[START EXERCISE MATERIALS]

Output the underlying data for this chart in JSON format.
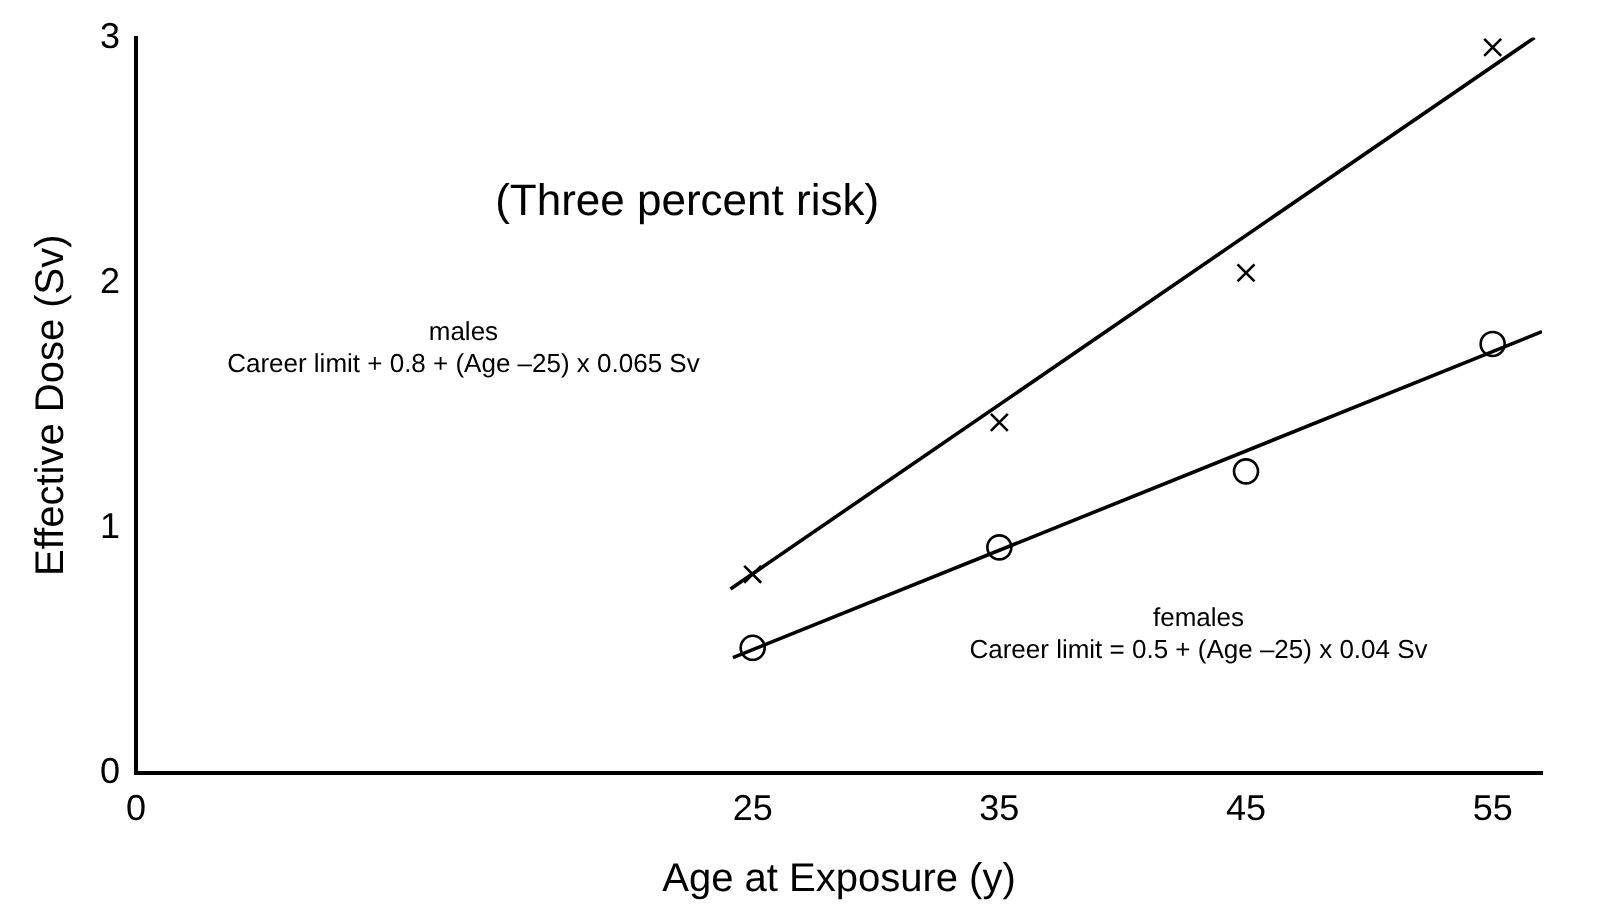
{
  "chart_data": {
    "type": "scatter",
    "xlabel": "Age at Exposure (y)",
    "ylabel": "Effective Dose (Sv)",
    "x": [
      25,
      35,
      45,
      55
    ],
    "series": [
      {
        "name": null,
        "type": "scatter",
        "marker": "cross",
        "color": "#000000",
        "values": [
          0.81,
          1.43,
          2.04,
          2.96
        ]
      },
      {
        "name": null,
        "type": "scatter",
        "marker": "circle",
        "color": "#000000",
        "values": [
          0.51,
          0.92,
          1.23,
          1.75
        ]
      },
      {
        "type": "line",
        "marker": "none",
        "color": "#000000",
        "x": [
          24.1,
          56.7
        ],
        "values": [
          0.75,
          3.0
        ]
      },
      {
        "type": "line",
        "marker": "none",
        "color": "#000000",
        "x": [
          24.2,
          57
        ],
        "values": [
          0.47,
          1.8
        ]
      }
    ],
    "xlim": [
      0,
      57
    ],
    "xticks": [
      0,
      25,
      35,
      45,
      55
    ],
    "ylim": [
      0,
      3
    ],
    "yticks": [
      0,
      1,
      2,
      3
    ],
    "grid": false,
    "legend": false,
    "annotations": [
      "(Three percent risk)",
      "males\nCareer limit + 0.8 + (Age –25) x 0.065 Sv",
      "females\nCareer limit = 0.5 + (Age –25) x 0.04 Sv"
    ]
  }
}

[END EXERCISE MATERIALS]

YOUR INSTRUCTIONS:
Go back to the records above and write them out exactly, without the pictures.

RESULT OF THE TASK:
Output the underlying data for this chart in JSON format.
{
  "chart_data": {
    "type": "scatter",
    "xlabel": "Age at Exposure (y)",
    "ylabel": "Effective Dose (Sv)",
    "x": [
      25,
      35,
      45,
      55
    ],
    "series": [
      {
        "name": null,
        "type": "scatter",
        "marker": "cross",
        "color": "#000000",
        "values": [
          0.81,
          1.43,
          2.04,
          2.96
        ]
      },
      {
        "name": null,
        "type": "scatter",
        "marker": "circle",
        "color": "#000000",
        "values": [
          0.51,
          0.92,
          1.23,
          1.75
        ]
      },
      {
        "type": "line",
        "marker": "none",
        "color": "#000000",
        "x": [
          24.1,
          56.7
        ],
        "values": [
          0.75,
          3.0
        ]
      },
      {
        "type": "line",
        "marker": "none",
        "color": "#000000",
        "x": [
          24.2,
          57
        ],
        "values": [
          0.47,
          1.8
        ]
      }
    ],
    "xlim": [
      0,
      57
    ],
    "xticks": [
      0,
      25,
      35,
      45,
      55
    ],
    "ylim": [
      0,
      3
    ],
    "yticks": [
      0,
      1,
      2,
      3
    ],
    "grid": false,
    "legend": false,
    "annotations": [
      "(Three percent risk)",
      "males\nCareer limit + 0.8 + (Age –25) x 0.065 Sv",
      "females\nCareer limit = 0.5 + (Age –25) x 0.04 Sv"
    ]
  }
}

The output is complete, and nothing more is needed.